** Start of Data in this exercise **

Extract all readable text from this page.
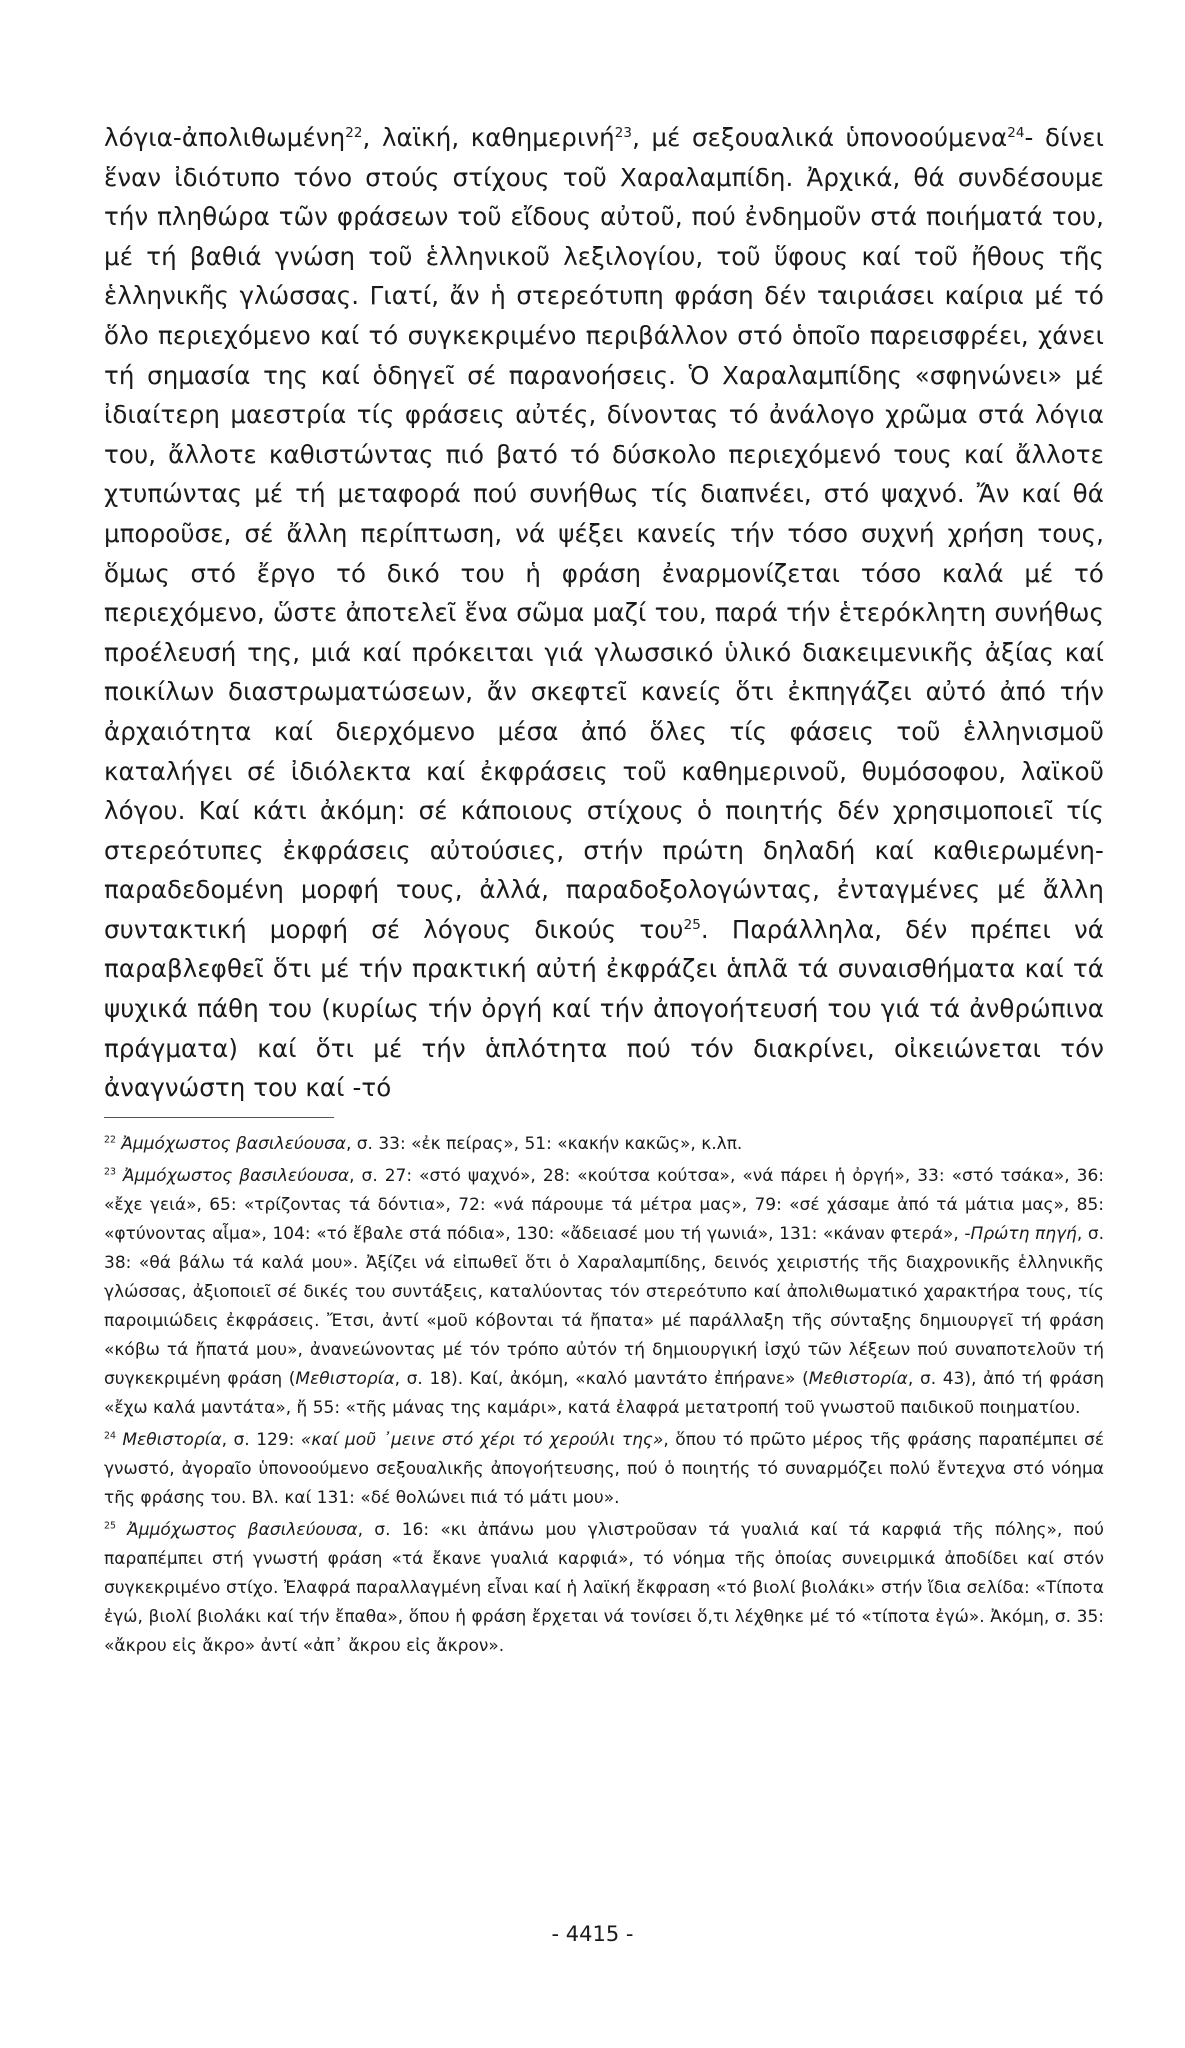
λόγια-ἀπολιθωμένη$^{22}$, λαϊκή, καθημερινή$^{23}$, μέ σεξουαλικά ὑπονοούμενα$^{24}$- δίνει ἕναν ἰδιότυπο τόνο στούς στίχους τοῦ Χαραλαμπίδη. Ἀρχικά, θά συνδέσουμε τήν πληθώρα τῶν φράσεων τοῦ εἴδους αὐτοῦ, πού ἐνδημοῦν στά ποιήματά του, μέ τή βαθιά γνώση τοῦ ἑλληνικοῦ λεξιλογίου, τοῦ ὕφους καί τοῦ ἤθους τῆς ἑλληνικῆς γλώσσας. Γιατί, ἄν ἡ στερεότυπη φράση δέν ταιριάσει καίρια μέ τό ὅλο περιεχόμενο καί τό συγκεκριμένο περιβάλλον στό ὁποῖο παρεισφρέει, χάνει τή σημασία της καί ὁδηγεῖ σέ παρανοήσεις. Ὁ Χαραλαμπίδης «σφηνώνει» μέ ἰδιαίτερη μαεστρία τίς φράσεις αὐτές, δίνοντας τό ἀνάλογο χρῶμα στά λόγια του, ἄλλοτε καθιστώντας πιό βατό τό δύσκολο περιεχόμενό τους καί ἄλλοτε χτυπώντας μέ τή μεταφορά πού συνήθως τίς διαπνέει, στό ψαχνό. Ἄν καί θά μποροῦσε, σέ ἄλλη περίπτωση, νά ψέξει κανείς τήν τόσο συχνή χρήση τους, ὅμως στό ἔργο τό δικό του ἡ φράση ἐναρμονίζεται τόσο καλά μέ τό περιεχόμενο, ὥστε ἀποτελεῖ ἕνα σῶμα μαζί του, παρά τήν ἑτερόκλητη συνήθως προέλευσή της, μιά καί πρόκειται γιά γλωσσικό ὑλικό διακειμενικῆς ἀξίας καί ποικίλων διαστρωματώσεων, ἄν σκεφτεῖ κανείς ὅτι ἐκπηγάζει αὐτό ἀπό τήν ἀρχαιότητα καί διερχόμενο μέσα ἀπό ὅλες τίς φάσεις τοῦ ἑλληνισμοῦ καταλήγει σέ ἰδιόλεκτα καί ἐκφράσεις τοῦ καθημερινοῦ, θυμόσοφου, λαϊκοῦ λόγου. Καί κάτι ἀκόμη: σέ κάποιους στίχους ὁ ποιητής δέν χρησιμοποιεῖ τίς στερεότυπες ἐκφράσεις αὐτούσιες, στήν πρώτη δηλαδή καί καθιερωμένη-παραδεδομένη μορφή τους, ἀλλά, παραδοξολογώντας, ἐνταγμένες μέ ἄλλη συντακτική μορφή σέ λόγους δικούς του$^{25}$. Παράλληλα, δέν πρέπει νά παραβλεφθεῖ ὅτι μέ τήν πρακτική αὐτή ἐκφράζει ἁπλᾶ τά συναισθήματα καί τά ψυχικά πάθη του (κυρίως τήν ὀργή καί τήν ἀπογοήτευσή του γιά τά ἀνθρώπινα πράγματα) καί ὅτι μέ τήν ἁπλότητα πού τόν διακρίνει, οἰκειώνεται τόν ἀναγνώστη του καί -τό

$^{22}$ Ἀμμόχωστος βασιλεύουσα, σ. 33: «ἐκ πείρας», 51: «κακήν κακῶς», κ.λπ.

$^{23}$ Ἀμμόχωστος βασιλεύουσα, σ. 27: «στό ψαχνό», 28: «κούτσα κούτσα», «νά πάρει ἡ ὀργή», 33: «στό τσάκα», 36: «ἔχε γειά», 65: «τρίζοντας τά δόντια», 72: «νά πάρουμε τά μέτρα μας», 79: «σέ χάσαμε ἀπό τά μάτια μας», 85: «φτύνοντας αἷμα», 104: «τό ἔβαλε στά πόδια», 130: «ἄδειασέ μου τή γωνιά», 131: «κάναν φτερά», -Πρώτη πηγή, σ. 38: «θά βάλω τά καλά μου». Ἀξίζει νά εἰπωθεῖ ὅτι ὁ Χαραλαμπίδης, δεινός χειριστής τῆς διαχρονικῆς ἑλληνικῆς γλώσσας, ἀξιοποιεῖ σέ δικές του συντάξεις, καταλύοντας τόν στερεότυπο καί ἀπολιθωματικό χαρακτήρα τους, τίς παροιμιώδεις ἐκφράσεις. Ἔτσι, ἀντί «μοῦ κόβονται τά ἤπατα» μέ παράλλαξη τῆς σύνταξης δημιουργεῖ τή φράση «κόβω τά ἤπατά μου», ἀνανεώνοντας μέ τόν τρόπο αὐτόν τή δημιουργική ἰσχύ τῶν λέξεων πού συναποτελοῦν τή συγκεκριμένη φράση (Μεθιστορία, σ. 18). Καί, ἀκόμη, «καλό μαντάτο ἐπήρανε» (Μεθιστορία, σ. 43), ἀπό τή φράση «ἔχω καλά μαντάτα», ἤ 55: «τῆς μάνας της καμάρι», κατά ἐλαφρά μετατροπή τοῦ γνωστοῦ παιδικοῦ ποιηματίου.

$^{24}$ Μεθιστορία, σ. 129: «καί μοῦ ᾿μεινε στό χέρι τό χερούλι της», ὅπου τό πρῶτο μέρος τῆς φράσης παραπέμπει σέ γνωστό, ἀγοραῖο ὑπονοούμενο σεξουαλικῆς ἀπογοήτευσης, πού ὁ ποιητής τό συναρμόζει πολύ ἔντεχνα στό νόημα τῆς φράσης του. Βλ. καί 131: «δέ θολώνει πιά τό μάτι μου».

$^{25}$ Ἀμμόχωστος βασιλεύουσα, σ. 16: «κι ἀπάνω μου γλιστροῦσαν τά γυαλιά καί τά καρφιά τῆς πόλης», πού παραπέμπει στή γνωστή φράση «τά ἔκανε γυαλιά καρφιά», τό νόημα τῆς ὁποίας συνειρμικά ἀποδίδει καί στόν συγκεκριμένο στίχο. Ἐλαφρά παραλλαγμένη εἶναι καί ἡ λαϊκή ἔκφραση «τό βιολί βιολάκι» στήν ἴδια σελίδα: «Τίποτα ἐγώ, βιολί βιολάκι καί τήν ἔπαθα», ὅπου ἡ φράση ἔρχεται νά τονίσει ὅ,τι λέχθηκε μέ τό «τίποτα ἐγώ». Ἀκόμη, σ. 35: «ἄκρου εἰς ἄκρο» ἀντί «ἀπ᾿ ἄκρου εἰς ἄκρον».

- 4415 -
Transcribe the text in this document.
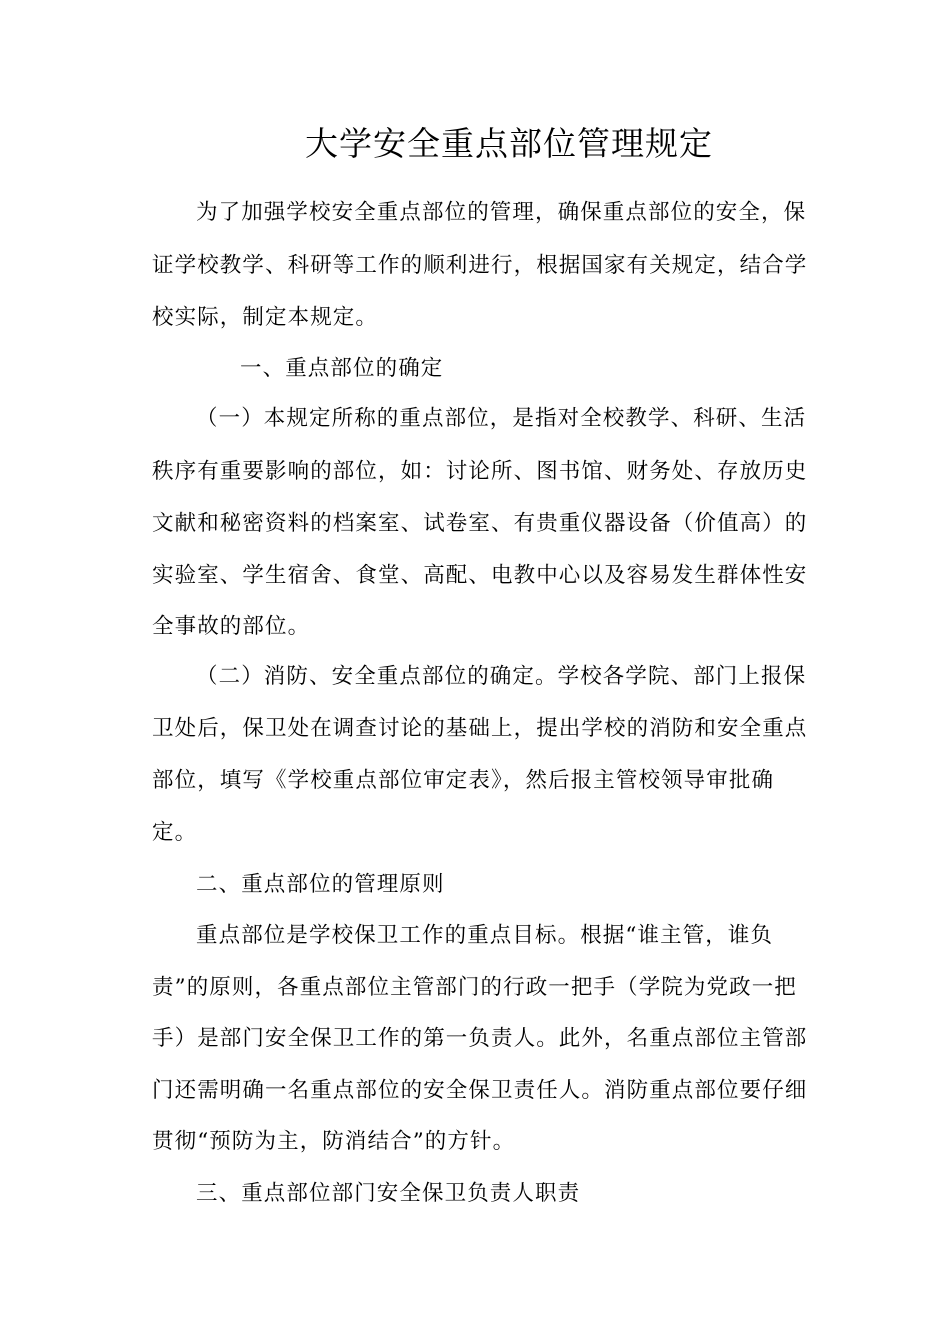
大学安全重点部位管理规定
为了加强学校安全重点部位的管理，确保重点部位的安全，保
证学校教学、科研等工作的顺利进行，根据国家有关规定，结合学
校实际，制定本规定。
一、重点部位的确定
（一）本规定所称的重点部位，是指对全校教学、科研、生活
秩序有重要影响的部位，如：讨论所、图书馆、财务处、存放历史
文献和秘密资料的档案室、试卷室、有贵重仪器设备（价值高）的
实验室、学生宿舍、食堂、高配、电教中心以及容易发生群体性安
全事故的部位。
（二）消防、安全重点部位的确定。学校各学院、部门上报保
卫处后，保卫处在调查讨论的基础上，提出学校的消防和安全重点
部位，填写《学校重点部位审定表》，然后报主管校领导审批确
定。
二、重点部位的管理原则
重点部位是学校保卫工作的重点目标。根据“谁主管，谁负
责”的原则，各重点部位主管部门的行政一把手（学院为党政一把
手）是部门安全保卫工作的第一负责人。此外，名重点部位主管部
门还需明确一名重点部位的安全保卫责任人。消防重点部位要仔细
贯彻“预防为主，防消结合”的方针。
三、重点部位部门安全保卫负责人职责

** End of Data in this exercise **

Problem requirements =>
Exclude all images and restate the records above word for word.

Response =>
Extract all readable text from this page.
λόγια-ἀπολιθωμένη$^{22}$, λαϊκή, καθημερινή$^{23}$, μέ σεξουαλικά ὑπονοούμενα$^{24}$- δίνει ἕναν ἰδιότυπο τόνο στούς στίχους τοῦ Χαραλαμπίδη. Ἀρχικά, θά συνδέσουμε τήν πληθώρα τῶν φράσεων τοῦ εἴδους αὐτοῦ, πού ἐνδημοῦν στά ποιήματά του, μέ τή βαθιά γνώση τοῦ ἑλληνικοῦ λεξιλογίου, τοῦ ὕφους καί τοῦ ἤθους τῆς ἑλληνικῆς γλώσσας. Γιατί, ἄν ἡ στερεότυπη φράση δέν ταιριάσει καίρια μέ τό ὅλο περιεχόμενο καί τό συγκεκριμένο περιβάλλον στό ὁποῖο παρεισφρέει, χάνει τή σημασία της καί ὁδηγεῖ σέ παρανοήσεις. Ὁ Χαραλαμπίδης «σφηνώνει» μέ ἰδιαίτερη μαεστρία τίς φράσεις αὐτές, δίνοντας τό ἀνάλογο χρῶμα στά λόγια του, ἄλλοτε καθιστώντας πιό βατό τό δύσκολο περιεχόμενό τους καί ἄλλοτε χτυπώντας μέ τή μεταφορά πού συνήθως τίς διαπνέει, στό ψαχνό. Ἄν καί θά μποροῦσε, σέ ἄλλη περίπτωση, νά ψέξει κανείς τήν τόσο συχνή χρήση τους, ὅμως στό ἔργο τό δικό του ἡ φράση ἐναρμονίζεται τόσο καλά μέ τό περιεχόμενο, ὥστε ἀποτελεῖ ἕνα σῶμα μαζί του, παρά τήν ἑτερόκλητη συνήθως προέλευσή της, μιά καί πρόκειται γιά γλωσσικό ὑλικό διακειμενικῆς ἀξίας καί ποικίλων διαστρωματώσεων, ἄν σκεφτεῖ κανείς ὅτι ἐκπηγάζει αὐτό ἀπό τήν ἀρχαιότητα καί διερχόμενο μέσα ἀπό ὅλες τίς φάσεις τοῦ ἑλληνισμοῦ καταλήγει σέ ἰδιόλεκτα καί ἐκφράσεις τοῦ καθημερινοῦ, θυμόσοφου, λαϊκοῦ λόγου. Καί κάτι ἀκόμη: σέ κάποιους στίχους ὁ ποιητής δέν χρησιμοποιεῖ τίς στερεότυπες ἐκφράσεις αὐτούσιες, στήν πρώτη δηλαδή καί καθιερωμένη-παραδεδομένη μορφή τους, ἀλλά, παραδοξολογώντας, ἐνταγμένες μέ ἄλλη συντακτική μορφή σέ λόγους δικούς του$^{25}$. Παράλληλα, δέν πρέπει νά παραβλεφθεῖ ὅτι μέ τήν πρακτική αὐτή ἐκφράζει ἁπλᾶ τά συναισθήματα καί τά ψυχικά πάθη του (κυρίως τήν ὀργή καί τήν ἀπογοήτευσή του γιά τά ἀνθρώπινα πράγματα) καί ὅτι μέ τήν ἁπλότητα πού τόν διακρίνει, οἰκειώνεται τόν ἀναγνώστη του καί -τό

$^{22}$ Ἀμμόχωστος βασιλεύουσα, σ. 33: «ἐκ πείρας», 51: «κακήν κακῶς», κ.λπ.

$^{23}$ Ἀμμόχωστος βασιλεύουσα, σ. 27: «στό ψαχνό», 28: «κούτσα κούτσα», «νά πάρει ἡ ὀργή», 33: «στό τσάκα», 36: «ἔχε γειά», 65: «τρίζοντας τά δόντια», 72: «νά πάρουμε τά μέτρα μας», 79: «σέ χάσαμε ἀπό τά μάτια μας», 85: «φτύνοντας αἷμα», 104: «τό ἔβαλε στά πόδια», 130: «ἄδειασέ μου τή γωνιά», 131: «κάναν φτερά», -Πρώτη πηγή, σ. 38: «θά βάλω τά καλά μου». Ἀξίζει νά εἰπωθεῖ ὅτι ὁ Χαραλαμπίδης, δεινός χειριστής τῆς διαχρονικῆς ἑλληνικῆς γλώσσας, ἀξιοποιεῖ σέ δικές του συντάξεις, καταλύοντας τόν στερεότυπο καί ἀπολιθωματικό χαρακτήρα τους, τίς παροιμιώδεις ἐκφράσεις. Ἔτσι, ἀντί «μοῦ κόβονται τά ἤπατα» μέ παράλλαξη τῆς σύνταξης δημιουργεῖ τή φράση «κόβω τά ἤπατά μου», ἀνανεώνοντας μέ τόν τρόπο αὐτόν τή δημιουργική ἰσχύ τῶν λέξεων πού συναποτελοῦν τή συγκεκριμένη φράση (Μεθιστορία, σ. 18). Καί, ἀκόμη, «καλό μαντάτο ἐπήρανε» (Μεθιστορία, σ. 43), ἀπό τή φράση «ἔχω καλά μαντάτα», ἤ 55: «τῆς μάνας της καμάρι», κατά ἐλαφρά μετατροπή τοῦ γνωστοῦ παιδικοῦ ποιηματίου.

$^{24}$ Μεθιστορία, σ. 129: «καί μοῦ ᾿μεινε στό χέρι τό χερούλι της», ὅπου τό πρῶτο μέρος τῆς φράσης παραπέμπει σέ γνωστό, ἀγοραῖο ὑπονοούμενο σεξουαλικῆς ἀπογοήτευσης, πού ὁ ποιητής τό συναρμόζει πολύ ἔντεχνα στό νόημα τῆς φράσης του. Βλ. καί 131: «δέ θολώνει πιά τό μάτι μου».

$^{25}$ Ἀμμόχωστος βασιλεύουσα, σ. 16: «κι ἀπάνω μου γλιστροῦσαν τά γυαλιά καί τά καρφιά τῆς πόλης», πού παραπέμπει στή γνωστή φράση «τά ἔκανε γυαλιά καρφιά», τό νόημα τῆς ὁποίας συνειρμικά ἀποδίδει καί στόν συγκεκριμένο στίχο. Ἐλαφρά παραλλαγμένη εἶναι καί ἡ λαϊκή ἔκφραση «τό βιολί βιολάκι» στήν ἴδια σελίδα: «Τίποτα ἐγώ, βιολί βιολάκι καί τήν ἔπαθα», ὅπου ἡ φράση ἔρχεται νά τονίσει ὅ,τι λέχθηκε μέ τό «τίποτα ἐγώ». Ἀκόμη, σ. 35: «ἄκρου εἰς ἄκρο» ἀντί «ἀπ᾿ ἄκρου εἰς ἄκρον».

- 4415 -
Transcribe the text in this document.
大学安全重点部位管理规定
为了加强学校安全重点部位的管理，确保重点部位的安全，保
证学校教学、科研等工作的顺利进行，根据国家有关规定，结合学
校实际，制定本规定。
一、重点部位的确定
（一）本规定所称的重点部位，是指对全校教学、科研、生活
秩序有重要影响的部位，如：讨论所、图书馆、财务处、存放历史
文献和秘密资料的档案室、试卷室、有贵重仪器设备（价值高）的
实验室、学生宿舍、食堂、高配、电教中心以及容易发生群体性安
全事故的部位。
（二）消防、安全重点部位的确定。学校各学院、部门上报保
卫处后，保卫处在调查讨论的基础上，提出学校的消防和安全重点
部位，填写《学校重点部位审定表》，然后报主管校领导审批确
定。
二、重点部位的管理原则
重点部位是学校保卫工作的重点目标。根据“谁主管，谁负
责”的原则，各重点部位主管部门的行政一把手（学院为党政一把
手）是部门安全保卫工作的第一负责人。此外，名重点部位主管部
门还需明确一名重点部位的安全保卫责任人。消防重点部位要仔细
贯彻“预防为主，防消结合”的方针。
三、重点部位部门安全保卫负责人职责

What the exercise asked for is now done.